SET EXERCISE A: Copy out the passage on excluded non-GAAP expenses word for word.

SOURCE EXTRACT:
╔══
Stock-based compensation:  This consists of expenses for employee stock options, restricted stock units, performance based awards and our employee stock purchase plan determined in accordance with the authoritative guidance on stock-based compensation.  When evaluating the performance of our individual business units and developing short- and long-term strategic plans, we do not consider stock-based compensation charges. Our management team is held accountable for cash-based compensation, but not for stock-based compensation expenses as we believe that management is limited in its ability to project the impact of stock-based compensation would have on our operating results. In addition, for comparability purposes, we believe it is useful to provide a non-GAAP financial measure that excludes stock-based compensation in order to better understand the long-term performance of our core business and to facilitate the comparison of our results to the results of our peer companies.
 
Amortization of intangible assets:  When conducting internal development of intangible assets, accounting rules require that we expense the costs as incurred.  In the case of acquired businesses, however, we are required to allocate a portion of the purchase price to the accounting value assigned to intangible assets acquired and amortize this amount over the estimated useful lives of the acquired intangible assets. The acquired company, in most cases, has itself previously expensed the costs incurred to develop the acquired intangible assets, and the purchase price allocated to these assets is not necessarily reflective of the cost we would incur in developing the intangible asset. We eliminate these amortization charges from our non-GAAP operating results to provide better comparability of pre- and post-acquisition operating results and comparability to results of businesses utilizing internally developed intangible assets.
 
Acquisition and integration costs:  These represent the transaction and integration costs associated with the Blue Coat and LifeLock acquisitions.  These costs include all incremental expenses incurred to effect these business combinations. Acquisition costs include advisory, legal, accounting, valuation, and other professional or consulting fees. We exclude the transaction and integration expenses as they are related to acquisitions and thus have no direct correlation to the operation of our business, and because we believe that the non-GAAP financial measures excluding these costs provide meaningful supplemental information regarding our operational performance and liquidity. In addition, excluding these costs from the non-GAAP measures facilitates comparisons to our historical operating results and comparisons to peer company operating results.
╚══
MATERIAL FOR THIS TASK:
╔══
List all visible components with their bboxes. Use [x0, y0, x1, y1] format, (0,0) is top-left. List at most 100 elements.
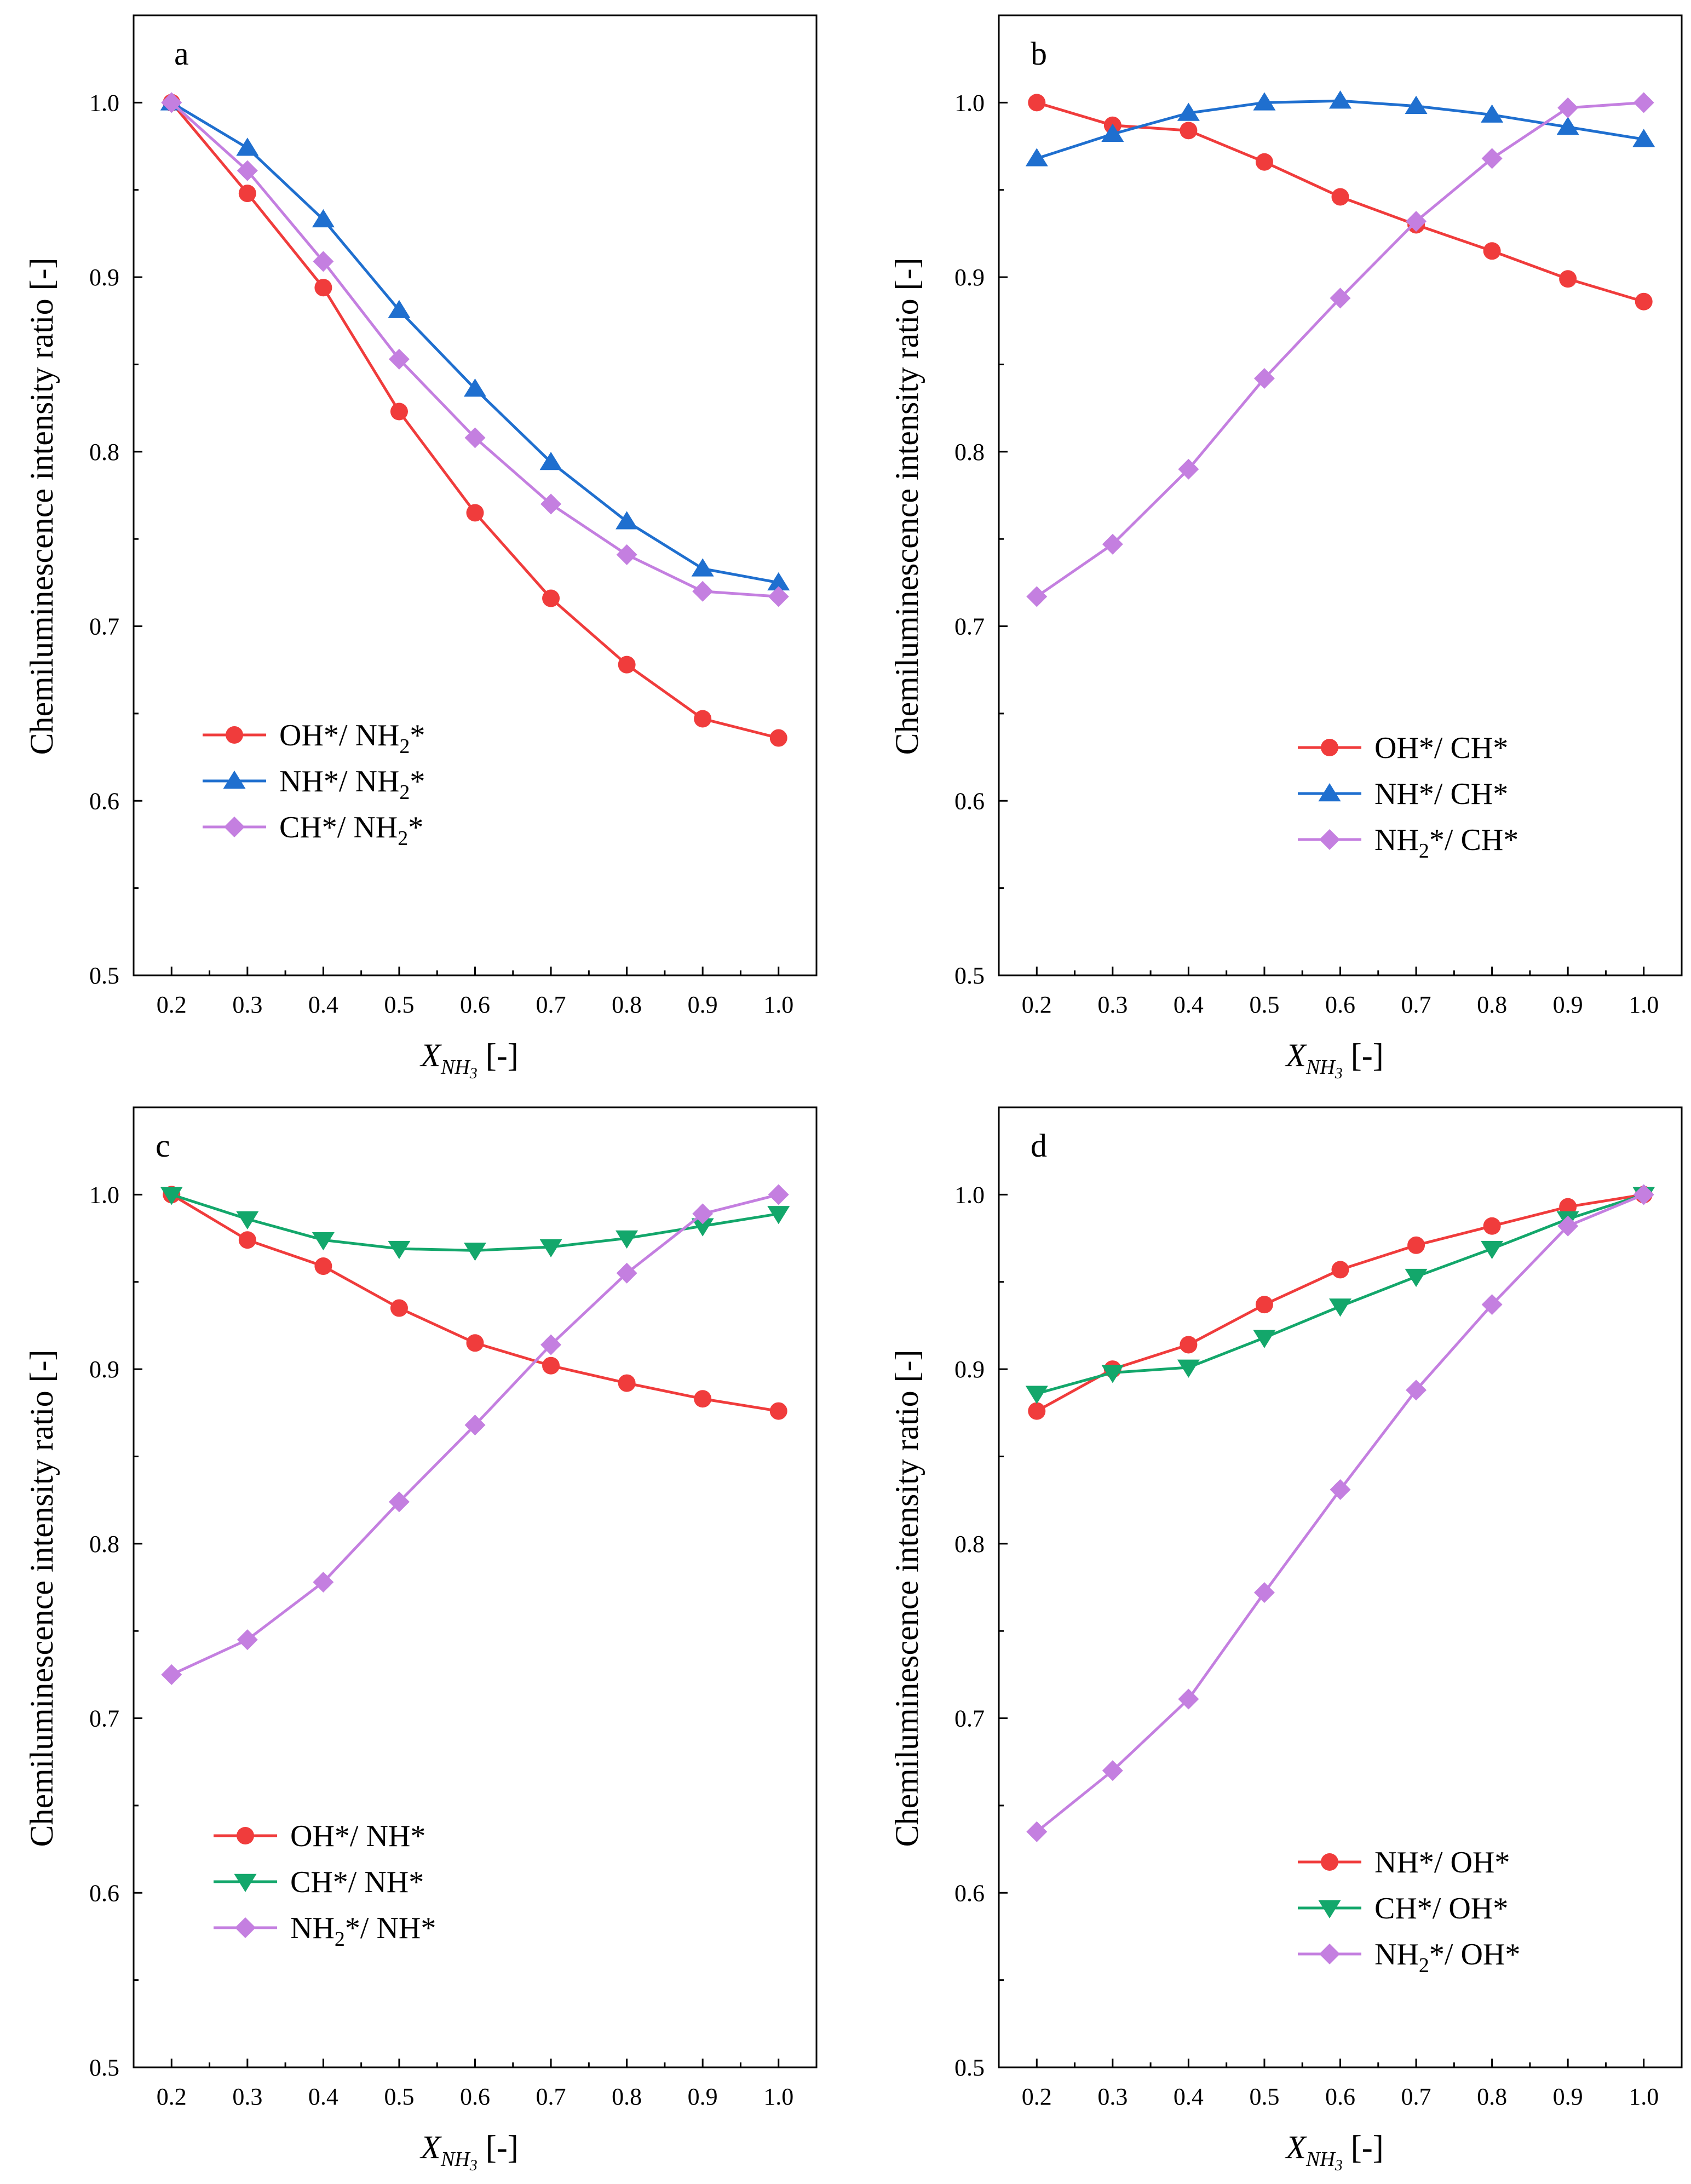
legend-label: CH*/ NH2* [279, 811, 423, 850]
chart-panel-b: 0.2 0.3 0.4 0.5 0.6 0.7 0.8 0.9 1.0 0.5 0.6 0.7 0.8 0… [889, 14, 1683, 1082]
data-point [1557, 97, 1579, 118]
series-0 [163, 1186, 787, 1420]
series-line [1036, 99, 1644, 160]
data-point [1481, 1240, 1504, 1260]
series-1 [160, 1187, 790, 1261]
chart-panel-a: 0.2 0.3 0.4 0.5 0.6 0.7 0.8 0.9 1.0 0.5 0.6 0.7 0.8 0… [24, 14, 818, 1082]
y-tick-label: 0.6 [89, 1880, 119, 1906]
data-point [464, 427, 486, 449]
x-tick-label: 1.0 [763, 2083, 793, 2110]
data-point [1102, 533, 1123, 555]
x-tick-label: 0.8 [1477, 991, 1507, 1018]
legend-label: NH2*/ NH* [290, 1911, 436, 1951]
y-tick-label: 0.7 [89, 613, 119, 640]
chart-panel-d: 0.2 0.3 0.4 0.5 0.6 0.7 0.8 0.9 1.0 0.5 0.6 0.7 0.8 0… [889, 1106, 1683, 2174]
data-point [691, 558, 714, 577]
x-tick-label: 0.6 [1325, 991, 1355, 1018]
legend-marker [223, 771, 246, 789]
series-2 [161, 92, 789, 607]
legend-label: OH*/ NH2* [279, 719, 425, 758]
y-tick-label: 0.6 [89, 788, 119, 814]
x-tick-label: 0.3 [1097, 2083, 1128, 2110]
series-line [170, 101, 779, 739]
legend-marker [226, 726, 243, 744]
y-tick-label: 0.9 [89, 264, 119, 291]
data-point [390, 1299, 408, 1317]
data-point [1026, 586, 1048, 607]
y-tick-label: 0.5 [89, 962, 119, 989]
data-point [618, 1374, 636, 1392]
data-point [1556, 116, 1579, 135]
chart-panel-c: 0.2 0.3 0.4 0.5 0.6 0.7 0.8 0.9 1.0 0.5 0.6 0.7 0.8 0… [24, 1106, 818, 2174]
data-point [236, 137, 259, 156]
legend-marker [1319, 829, 1340, 850]
y-tick-label: 0.5 [89, 2054, 119, 2081]
data-point [1178, 1688, 1199, 1710]
data-point [1330, 1479, 1351, 1501]
data-point [312, 209, 335, 228]
x-tick-label: 0.8 [612, 991, 642, 1018]
y-tick-label: 0.7 [954, 613, 985, 640]
data-point [1177, 102, 1200, 121]
x-axis-title: XNH3 [-] [419, 1037, 518, 1082]
data-point [618, 656, 636, 674]
legend-marker [235, 1917, 256, 1938]
data-point [691, 1218, 714, 1237]
data-point [1328, 1298, 1352, 1317]
data-point [463, 378, 487, 397]
data-point [312, 1232, 335, 1251]
y-tick-label: 0.6 [954, 1880, 985, 1906]
y-tick-label: 0.8 [89, 439, 119, 465]
data-point [616, 1230, 639, 1249]
data-point [1635, 292, 1653, 311]
series-1 [1025, 90, 1655, 166]
legend-label: OH*/ CH* [1374, 731, 1508, 765]
x-axis-title: XNH3 [-] [1285, 1037, 1383, 1082]
series-2 [1026, 92, 1654, 607]
x-tick-label: 0.5 [384, 991, 414, 1018]
x-tick-label: 0.4 [1174, 2083, 1204, 2110]
panel-letter: c [156, 1128, 170, 1164]
legend-marker [1318, 783, 1341, 802]
data-point [238, 1231, 256, 1249]
data-point [1101, 1365, 1124, 1383]
legend-marker [1321, 739, 1338, 756]
data-point [313, 1571, 334, 1593]
data-point [1481, 104, 1504, 123]
x-tick-label: 0.4 [308, 2083, 338, 2110]
data-point [388, 1240, 411, 1260]
data-point [1255, 153, 1273, 171]
data-point [1557, 1215, 1579, 1237]
data-point [768, 1184, 789, 1205]
y-tick-label: 0.5 [954, 962, 985, 989]
panel-letter: a [174, 36, 189, 72]
legend: OH*/ NH2* NH*/ NH2* CH*/ NH2* [203, 719, 425, 850]
legend-label: NH2*/ CH* [1374, 823, 1519, 863]
data-point [388, 348, 410, 370]
data-point [313, 251, 334, 272]
x-tick-label: 0.3 [232, 991, 262, 1018]
legend-label: CH*/ OH* [1374, 1892, 1508, 1926]
legend-marker [234, 1873, 257, 1892]
series-line [170, 101, 779, 598]
y-tick-label: 1.0 [89, 89, 119, 116]
data-point [1028, 94, 1046, 112]
legend-marker [237, 1827, 254, 1844]
data-point [466, 504, 484, 522]
y-tick-label: 1.0 [954, 1181, 985, 1208]
data-point [616, 1262, 637, 1284]
legend: OH*/ NH* CH*/ NH* NH2*/ NH* [214, 1819, 436, 1951]
data-point [161, 1664, 182, 1685]
data-point [237, 1629, 258, 1651]
y-tick-label: 0.6 [954, 788, 985, 814]
data-point [314, 1257, 332, 1275]
data-point [540, 493, 562, 515]
y-tick-label: 0.8 [89, 1531, 119, 1557]
y-axis-title: Chemiluminescence intensity ratio [-] [889, 1349, 925, 1847]
data-point [1255, 1296, 1273, 1314]
data-point [1483, 242, 1501, 260]
data-point [1405, 1268, 1428, 1288]
legend-marker [1319, 1944, 1340, 1964]
y-axis-title: Chemiluminescence intensity ratio [-] [24, 257, 60, 755]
╚══
SET EXERCISE B: In the listing, take the part that starts at the line containing "legend-label: CH*/ NH2* [279, 811, 423, 850]" and ends at the line containing "data-point [1177, 102, 1200, 121]", including both of those lines. Write out only that part, with "legend-marker" replaced by "legend-icon" and everything else unchanged.

EXERCISE SOLUTION A:
Stock-based compensation:  This consists of expenses for employee stock options, restricted stock units, performance based awards and our employee stock purchase plan determined in accordance with the authoritative guidance on stock-based compensation.  When evaluating the performance of our individual business units and developing short- and long-term strategic plans, we do not consider stock-based compensation charges. Our management team is held accountable for cash-based compensation, but not for stock-based compensation expenses as we believe that management is limited in its ability to project the impact of stock-based compensation would have on our operating results. In addition, for comparability purposes, we believe it is useful to provide a non-GAAP financial measure that excludes stock-based compensation in order to better understand the long-term performance of our core business and to facilitate the comparison of our results to the results of our peer companies.
 
Amortization of intangible assets:  When conducting internal development of intangible assets, accounting rules require that we expense the costs as incurred.  In the case of acquired businesses, however, we are required to allocate a portion of the purchase price to the accounting value assigned to intangible assets acquired and amortize this amount over the estimated useful lives of the acquired intangible assets. The acquired company, in most cases, has itself previously expensed the costs incurred to develop the acquired intangible assets, and the purchase price allocated to these assets is not necessarily reflective of the cost we would incur in developing the intangible asset. We eliminate these amortization charges from our non-GAAP operating results to provide better comparability of pre- and post-acquisition operating results and comparability to results of businesses utilizing internally developed intangible assets.
 
Acquisition and integration costs:  These represent the transaction and integration costs associated with the Blue Coat and LifeLock acquisitions.  These costs include all incremental expenses incurred to effect these business combinations. Acquisition costs include advisory, legal, accounting, valuation, and other professional or consulting fees. We exclude the transaction and integration expenses as they are related to acquisitions and thus have no direct correlation to the operation of our business, and because we believe that the non-GAAP financial measures excluding these costs provide meaningful supplemental information regarding our operational performance and liquidity. In addition, excluding these costs from the non-GAAP measures facilitates comparisons to our historical operating results and comparisons to peer company operating results.

EXERCISE SOLUTION B:
legend-label: CH*/ NH2* [279, 811, 423, 850]
chart-panel-b: 0.2 0.3 0.4 0.5 0.6 0.7 0.8 0.9 1.0 0.5 0.6 0.7 0.8 0… [889, 14, 1683, 1082]
data-point [1557, 97, 1579, 118]
series-0 [163, 1186, 787, 1420]
series-line [1036, 99, 1644, 160]
data-point [1481, 1240, 1504, 1260]
series-1 [160, 1187, 790, 1261]
chart-panel-a: 0.2 0.3 0.4 0.5 0.6 0.7 0.8 0.9 1.0 0.5 0.6 0.7 0.8 0… [24, 14, 818, 1082]
y-tick-label: 0.6 [89, 1880, 119, 1906]
data-point [464, 427, 486, 449]
x-tick-label: 1.0 [763, 2083, 793, 2110]
data-point [1102, 533, 1123, 555]
x-tick-label: 0.8 [1477, 991, 1507, 1018]
legend-label: NH2*/ NH* [290, 1911, 436, 1951]
y-tick-label: 0.7 [89, 613, 119, 640]
chart-panel-d: 0.2 0.3 0.4 0.5 0.6 0.7 0.8 0.9 1.0 0.5 0.6 0.7 0.8 0… [889, 1106, 1683, 2174]
data-point [691, 558, 714, 577]
x-tick-label: 0.6 [1325, 991, 1355, 1018]
legend-icon [223, 771, 246, 789]
series-2 [161, 92, 789, 607]
legend-label: OH*/ NH2* [279, 719, 425, 758]
y-tick-label: 0.6 [89, 788, 119, 814]
x-tick-label: 0.3 [1097, 2083, 1128, 2110]
series-line [170, 101, 779, 739]
legend-icon [226, 726, 243, 744]
y-tick-label: 0.9 [89, 264, 119, 291]
data-point [390, 1299, 408, 1317]
data-point [1026, 586, 1048, 607]
y-tick-label: 0.5 [89, 962, 119, 989]
data-point [618, 1374, 636, 1392]
data-point [1556, 116, 1579, 135]
chart-panel-c: 0.2 0.3 0.4 0.5 0.6 0.7 0.8 0.9 1.0 0.5 0.6 0.7 0.8 0… [24, 1106, 818, 2174]
data-point [236, 137, 259, 156]
legend-icon [1319, 829, 1340, 850]
y-tick-label: 0.5 [89, 2054, 119, 2081]
data-point [1178, 1688, 1199, 1710]
data-point [1330, 1479, 1351, 1501]
data-point [312, 209, 335, 228]
x-tick-label: 0.8 [612, 991, 642, 1018]
y-tick-label: 0.7 [954, 613, 985, 640]
data-point [1177, 102, 1200, 121]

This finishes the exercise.